* The input:
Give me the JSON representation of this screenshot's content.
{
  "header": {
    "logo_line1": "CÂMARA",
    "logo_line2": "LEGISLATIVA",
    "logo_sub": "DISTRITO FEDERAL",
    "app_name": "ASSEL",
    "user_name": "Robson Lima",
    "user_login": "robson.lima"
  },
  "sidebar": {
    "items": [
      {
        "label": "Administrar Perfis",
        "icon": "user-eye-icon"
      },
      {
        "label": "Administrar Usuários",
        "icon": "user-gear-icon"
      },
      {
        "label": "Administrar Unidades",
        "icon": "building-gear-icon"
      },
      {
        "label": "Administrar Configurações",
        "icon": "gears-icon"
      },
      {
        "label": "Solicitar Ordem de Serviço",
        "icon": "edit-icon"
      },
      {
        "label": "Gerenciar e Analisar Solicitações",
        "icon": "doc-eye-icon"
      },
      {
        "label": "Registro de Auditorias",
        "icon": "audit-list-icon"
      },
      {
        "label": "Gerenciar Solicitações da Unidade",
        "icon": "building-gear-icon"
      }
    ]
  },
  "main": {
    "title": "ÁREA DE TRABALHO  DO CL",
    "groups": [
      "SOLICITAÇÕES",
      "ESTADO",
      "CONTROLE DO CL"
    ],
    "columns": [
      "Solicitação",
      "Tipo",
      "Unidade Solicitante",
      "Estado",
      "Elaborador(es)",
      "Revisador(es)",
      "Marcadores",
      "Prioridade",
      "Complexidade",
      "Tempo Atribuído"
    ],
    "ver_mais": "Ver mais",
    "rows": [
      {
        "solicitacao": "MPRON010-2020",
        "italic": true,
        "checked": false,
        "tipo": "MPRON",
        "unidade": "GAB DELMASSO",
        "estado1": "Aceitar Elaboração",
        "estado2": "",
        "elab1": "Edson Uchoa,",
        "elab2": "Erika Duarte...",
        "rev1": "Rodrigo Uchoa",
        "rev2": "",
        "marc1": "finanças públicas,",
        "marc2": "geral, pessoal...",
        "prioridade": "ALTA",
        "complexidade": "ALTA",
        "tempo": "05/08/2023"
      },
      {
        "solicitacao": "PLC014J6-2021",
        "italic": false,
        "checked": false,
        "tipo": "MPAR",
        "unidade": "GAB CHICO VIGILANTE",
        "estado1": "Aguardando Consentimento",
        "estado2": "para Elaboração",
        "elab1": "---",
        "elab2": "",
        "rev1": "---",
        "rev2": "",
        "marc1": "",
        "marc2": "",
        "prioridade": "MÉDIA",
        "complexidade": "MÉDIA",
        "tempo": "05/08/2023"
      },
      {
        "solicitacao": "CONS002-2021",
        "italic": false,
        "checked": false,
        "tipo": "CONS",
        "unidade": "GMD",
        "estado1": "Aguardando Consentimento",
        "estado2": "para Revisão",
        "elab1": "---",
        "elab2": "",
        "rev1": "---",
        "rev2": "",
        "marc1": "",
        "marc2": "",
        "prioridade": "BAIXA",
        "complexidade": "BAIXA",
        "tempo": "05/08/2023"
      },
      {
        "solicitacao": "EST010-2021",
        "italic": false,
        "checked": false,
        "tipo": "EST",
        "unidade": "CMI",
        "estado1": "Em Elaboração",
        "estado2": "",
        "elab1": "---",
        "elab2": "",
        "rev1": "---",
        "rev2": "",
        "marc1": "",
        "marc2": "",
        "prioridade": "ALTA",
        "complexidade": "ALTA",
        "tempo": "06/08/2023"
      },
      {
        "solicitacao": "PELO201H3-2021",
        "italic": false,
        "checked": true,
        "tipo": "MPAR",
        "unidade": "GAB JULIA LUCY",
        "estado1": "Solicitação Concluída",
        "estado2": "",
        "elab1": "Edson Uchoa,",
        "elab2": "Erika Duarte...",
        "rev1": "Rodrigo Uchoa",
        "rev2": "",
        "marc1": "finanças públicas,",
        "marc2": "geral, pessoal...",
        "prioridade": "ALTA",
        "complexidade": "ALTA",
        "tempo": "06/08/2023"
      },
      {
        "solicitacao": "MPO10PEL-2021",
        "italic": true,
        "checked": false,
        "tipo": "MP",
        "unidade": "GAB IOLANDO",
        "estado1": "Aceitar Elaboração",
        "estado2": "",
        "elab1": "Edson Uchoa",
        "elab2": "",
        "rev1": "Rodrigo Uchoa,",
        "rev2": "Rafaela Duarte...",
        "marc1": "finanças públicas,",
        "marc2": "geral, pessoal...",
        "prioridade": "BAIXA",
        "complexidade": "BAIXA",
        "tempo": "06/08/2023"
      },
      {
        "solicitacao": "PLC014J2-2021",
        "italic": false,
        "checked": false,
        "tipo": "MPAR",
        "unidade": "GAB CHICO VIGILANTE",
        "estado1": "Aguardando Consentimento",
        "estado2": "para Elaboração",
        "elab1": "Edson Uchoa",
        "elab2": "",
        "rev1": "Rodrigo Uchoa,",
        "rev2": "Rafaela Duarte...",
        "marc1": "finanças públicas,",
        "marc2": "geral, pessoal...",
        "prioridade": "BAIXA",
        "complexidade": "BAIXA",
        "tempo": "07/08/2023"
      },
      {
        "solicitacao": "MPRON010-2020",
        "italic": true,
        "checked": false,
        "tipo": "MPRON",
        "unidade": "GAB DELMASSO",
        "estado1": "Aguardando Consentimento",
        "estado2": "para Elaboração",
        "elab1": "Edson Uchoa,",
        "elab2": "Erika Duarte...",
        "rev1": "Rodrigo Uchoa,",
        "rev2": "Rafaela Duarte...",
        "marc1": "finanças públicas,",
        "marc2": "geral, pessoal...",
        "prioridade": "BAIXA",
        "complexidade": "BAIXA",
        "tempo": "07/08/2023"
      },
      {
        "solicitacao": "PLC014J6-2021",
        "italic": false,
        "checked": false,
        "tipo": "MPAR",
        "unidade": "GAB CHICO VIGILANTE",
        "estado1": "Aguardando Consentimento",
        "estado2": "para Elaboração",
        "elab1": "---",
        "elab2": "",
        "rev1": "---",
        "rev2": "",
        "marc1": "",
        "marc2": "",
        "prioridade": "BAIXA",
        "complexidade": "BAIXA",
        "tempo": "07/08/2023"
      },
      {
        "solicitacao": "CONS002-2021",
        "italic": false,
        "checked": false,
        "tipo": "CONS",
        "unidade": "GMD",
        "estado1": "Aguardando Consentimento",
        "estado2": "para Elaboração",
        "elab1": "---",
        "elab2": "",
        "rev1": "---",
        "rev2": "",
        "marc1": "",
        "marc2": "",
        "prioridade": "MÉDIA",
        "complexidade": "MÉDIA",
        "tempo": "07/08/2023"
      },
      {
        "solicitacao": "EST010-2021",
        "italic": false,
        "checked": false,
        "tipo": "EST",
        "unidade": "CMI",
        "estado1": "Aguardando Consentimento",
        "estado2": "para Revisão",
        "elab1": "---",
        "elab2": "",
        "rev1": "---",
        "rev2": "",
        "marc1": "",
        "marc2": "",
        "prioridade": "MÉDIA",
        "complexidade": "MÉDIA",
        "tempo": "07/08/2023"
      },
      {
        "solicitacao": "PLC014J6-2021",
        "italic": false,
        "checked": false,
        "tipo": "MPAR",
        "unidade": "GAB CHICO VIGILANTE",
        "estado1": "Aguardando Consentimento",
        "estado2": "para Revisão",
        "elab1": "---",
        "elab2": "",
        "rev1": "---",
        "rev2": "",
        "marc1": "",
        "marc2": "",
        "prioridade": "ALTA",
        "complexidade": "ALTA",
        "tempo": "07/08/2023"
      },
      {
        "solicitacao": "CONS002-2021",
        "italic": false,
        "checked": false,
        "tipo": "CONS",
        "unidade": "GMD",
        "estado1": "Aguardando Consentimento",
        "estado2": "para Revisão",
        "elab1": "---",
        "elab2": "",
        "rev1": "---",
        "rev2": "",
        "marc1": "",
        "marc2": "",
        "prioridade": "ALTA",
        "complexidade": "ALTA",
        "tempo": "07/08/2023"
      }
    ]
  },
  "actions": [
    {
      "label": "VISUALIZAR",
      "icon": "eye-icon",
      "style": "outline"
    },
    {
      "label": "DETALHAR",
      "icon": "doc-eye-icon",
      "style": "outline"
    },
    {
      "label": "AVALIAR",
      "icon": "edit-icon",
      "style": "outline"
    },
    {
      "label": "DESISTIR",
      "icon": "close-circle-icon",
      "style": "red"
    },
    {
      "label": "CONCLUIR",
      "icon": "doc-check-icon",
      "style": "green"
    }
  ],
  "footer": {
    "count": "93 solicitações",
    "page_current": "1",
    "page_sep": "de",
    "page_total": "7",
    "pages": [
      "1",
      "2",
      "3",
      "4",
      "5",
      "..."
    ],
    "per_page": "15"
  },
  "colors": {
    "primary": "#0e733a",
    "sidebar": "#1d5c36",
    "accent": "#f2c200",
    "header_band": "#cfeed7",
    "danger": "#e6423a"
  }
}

* What you are asked to do: Scan the lines above for "Solicitação", then copy every one that has it.

* The output:
      "Solicitação",
        "estado1": "Solicitação Concluída",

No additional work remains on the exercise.